DATASET ROWS -
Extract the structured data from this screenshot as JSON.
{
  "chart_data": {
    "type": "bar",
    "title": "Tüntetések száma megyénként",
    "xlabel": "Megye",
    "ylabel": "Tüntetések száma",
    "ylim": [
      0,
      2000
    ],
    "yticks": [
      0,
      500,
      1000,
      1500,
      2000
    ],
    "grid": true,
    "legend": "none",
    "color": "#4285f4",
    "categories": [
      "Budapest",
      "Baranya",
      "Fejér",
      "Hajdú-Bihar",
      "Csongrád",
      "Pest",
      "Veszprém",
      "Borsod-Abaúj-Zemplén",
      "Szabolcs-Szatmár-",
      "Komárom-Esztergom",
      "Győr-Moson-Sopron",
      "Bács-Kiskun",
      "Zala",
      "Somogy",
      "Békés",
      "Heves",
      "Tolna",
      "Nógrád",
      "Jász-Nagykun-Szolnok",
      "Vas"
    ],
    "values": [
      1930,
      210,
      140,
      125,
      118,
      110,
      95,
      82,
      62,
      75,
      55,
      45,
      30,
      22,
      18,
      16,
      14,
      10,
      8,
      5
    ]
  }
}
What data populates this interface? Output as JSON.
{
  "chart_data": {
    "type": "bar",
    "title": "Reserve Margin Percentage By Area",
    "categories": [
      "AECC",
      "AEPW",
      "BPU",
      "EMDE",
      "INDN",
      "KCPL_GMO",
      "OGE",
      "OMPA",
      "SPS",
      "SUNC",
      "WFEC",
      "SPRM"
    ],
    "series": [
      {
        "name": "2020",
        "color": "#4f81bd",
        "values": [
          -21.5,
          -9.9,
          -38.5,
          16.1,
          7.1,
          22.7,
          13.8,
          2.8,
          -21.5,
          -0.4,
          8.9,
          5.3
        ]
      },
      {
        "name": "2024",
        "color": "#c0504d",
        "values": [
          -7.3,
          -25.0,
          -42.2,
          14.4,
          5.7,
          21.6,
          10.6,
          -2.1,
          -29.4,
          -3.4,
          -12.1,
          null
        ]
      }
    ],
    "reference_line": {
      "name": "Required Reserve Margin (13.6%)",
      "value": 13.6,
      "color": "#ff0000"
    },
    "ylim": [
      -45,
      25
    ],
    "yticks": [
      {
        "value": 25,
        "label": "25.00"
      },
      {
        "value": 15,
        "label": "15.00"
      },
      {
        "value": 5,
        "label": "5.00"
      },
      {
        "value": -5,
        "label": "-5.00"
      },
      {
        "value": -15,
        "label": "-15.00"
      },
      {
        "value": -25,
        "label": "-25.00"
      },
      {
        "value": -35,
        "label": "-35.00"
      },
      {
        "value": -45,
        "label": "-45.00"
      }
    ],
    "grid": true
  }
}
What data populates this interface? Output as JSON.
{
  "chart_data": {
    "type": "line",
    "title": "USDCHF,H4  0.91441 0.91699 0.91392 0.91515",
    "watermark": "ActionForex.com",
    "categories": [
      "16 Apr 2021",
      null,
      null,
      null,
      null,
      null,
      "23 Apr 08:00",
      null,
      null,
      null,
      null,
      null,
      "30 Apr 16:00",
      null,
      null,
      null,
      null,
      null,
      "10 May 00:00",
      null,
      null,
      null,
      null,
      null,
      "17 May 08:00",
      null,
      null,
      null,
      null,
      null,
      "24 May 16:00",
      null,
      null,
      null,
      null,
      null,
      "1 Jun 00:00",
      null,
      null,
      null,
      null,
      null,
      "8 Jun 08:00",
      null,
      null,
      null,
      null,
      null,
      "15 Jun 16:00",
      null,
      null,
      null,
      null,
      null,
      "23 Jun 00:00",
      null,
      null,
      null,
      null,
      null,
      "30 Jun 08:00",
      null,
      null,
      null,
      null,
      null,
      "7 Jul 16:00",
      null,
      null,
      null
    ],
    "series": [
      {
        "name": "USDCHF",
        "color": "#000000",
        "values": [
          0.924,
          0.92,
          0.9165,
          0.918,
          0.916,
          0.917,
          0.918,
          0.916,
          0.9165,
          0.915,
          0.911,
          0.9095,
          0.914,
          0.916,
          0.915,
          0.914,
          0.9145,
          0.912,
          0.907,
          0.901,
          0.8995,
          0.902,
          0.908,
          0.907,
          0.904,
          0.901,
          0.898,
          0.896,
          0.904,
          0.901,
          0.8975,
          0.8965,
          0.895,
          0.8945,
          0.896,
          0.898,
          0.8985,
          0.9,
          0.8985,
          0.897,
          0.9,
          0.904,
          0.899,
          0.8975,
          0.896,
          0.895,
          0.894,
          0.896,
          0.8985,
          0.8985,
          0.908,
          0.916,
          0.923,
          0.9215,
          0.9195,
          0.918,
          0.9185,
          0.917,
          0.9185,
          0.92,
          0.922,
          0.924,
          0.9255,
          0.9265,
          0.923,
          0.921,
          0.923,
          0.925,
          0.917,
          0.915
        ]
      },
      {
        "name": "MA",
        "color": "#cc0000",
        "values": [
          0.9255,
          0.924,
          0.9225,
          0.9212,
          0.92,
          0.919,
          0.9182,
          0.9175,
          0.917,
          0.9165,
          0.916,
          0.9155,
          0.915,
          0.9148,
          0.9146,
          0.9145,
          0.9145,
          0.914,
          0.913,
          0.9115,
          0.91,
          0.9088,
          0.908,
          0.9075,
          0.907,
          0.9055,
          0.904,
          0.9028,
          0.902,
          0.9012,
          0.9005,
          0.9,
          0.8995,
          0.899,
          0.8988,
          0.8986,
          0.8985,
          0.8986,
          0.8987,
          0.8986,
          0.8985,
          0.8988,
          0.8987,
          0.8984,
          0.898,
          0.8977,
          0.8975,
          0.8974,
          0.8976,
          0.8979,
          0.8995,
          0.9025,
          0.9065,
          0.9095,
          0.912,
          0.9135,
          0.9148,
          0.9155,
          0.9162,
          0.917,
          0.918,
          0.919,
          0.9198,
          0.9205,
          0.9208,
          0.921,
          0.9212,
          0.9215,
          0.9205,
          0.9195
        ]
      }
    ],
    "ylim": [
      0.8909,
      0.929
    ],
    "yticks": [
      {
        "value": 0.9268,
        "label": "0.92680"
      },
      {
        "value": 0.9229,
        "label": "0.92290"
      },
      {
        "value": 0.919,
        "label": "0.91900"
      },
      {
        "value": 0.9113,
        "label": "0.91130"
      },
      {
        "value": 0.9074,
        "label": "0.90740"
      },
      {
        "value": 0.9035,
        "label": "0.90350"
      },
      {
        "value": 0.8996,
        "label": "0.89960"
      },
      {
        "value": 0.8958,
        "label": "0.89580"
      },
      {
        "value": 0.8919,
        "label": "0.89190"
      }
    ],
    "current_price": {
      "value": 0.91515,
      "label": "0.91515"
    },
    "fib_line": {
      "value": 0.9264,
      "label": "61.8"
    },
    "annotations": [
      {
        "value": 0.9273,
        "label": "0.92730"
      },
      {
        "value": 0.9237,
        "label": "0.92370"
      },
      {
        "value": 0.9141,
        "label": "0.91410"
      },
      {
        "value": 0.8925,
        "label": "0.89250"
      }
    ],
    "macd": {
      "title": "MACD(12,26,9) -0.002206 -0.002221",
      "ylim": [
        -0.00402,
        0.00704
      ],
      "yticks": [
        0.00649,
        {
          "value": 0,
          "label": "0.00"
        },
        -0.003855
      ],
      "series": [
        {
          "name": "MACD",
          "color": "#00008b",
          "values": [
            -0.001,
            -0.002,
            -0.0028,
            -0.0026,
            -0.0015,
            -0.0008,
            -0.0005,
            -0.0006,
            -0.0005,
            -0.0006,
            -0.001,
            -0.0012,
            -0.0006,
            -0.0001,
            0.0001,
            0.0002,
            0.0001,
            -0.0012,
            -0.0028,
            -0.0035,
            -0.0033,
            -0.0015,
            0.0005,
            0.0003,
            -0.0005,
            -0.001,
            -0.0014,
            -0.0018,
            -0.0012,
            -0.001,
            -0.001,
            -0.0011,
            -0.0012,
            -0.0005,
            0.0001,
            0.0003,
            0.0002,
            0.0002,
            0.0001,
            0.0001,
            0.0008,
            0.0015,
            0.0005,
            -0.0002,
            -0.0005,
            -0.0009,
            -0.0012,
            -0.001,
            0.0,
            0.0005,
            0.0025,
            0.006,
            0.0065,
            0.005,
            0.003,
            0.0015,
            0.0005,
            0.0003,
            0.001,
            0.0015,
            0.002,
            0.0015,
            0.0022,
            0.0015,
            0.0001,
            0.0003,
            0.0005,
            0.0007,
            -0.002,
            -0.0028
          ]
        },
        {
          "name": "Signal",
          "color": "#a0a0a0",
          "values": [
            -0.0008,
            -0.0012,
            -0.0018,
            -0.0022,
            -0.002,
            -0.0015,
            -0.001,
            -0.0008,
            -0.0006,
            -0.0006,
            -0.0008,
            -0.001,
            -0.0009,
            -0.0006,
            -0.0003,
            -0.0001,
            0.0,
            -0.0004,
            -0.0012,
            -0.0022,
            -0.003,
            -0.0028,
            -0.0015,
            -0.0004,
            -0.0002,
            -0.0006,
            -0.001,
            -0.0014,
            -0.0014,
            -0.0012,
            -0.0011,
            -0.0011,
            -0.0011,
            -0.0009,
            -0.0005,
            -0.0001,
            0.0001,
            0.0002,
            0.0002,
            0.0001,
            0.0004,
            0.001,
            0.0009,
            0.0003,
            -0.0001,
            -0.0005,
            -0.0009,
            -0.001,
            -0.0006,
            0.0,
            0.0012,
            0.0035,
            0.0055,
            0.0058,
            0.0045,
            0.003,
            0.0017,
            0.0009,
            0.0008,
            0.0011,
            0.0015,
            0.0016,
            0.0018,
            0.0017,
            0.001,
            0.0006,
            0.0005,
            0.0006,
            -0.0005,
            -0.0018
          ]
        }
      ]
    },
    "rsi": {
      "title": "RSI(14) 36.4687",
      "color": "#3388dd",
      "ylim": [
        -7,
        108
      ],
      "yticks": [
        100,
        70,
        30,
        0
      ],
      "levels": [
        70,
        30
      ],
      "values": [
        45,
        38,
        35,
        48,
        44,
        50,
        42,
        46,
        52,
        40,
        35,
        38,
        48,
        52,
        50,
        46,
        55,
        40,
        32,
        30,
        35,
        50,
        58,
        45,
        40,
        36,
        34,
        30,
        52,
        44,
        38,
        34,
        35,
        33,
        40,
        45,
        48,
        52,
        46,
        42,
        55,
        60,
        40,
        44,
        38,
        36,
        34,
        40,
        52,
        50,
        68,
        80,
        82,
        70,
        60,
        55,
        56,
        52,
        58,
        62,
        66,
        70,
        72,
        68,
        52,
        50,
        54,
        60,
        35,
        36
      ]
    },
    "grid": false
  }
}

PROBLEM TO WORK ON - Track down every line of the material containing the string "Tüntetések", and copy it.

TASK SOLUTION -
    "title": "Tüntetések száma megyénként",
    "ylabel": "Tüntetések száma",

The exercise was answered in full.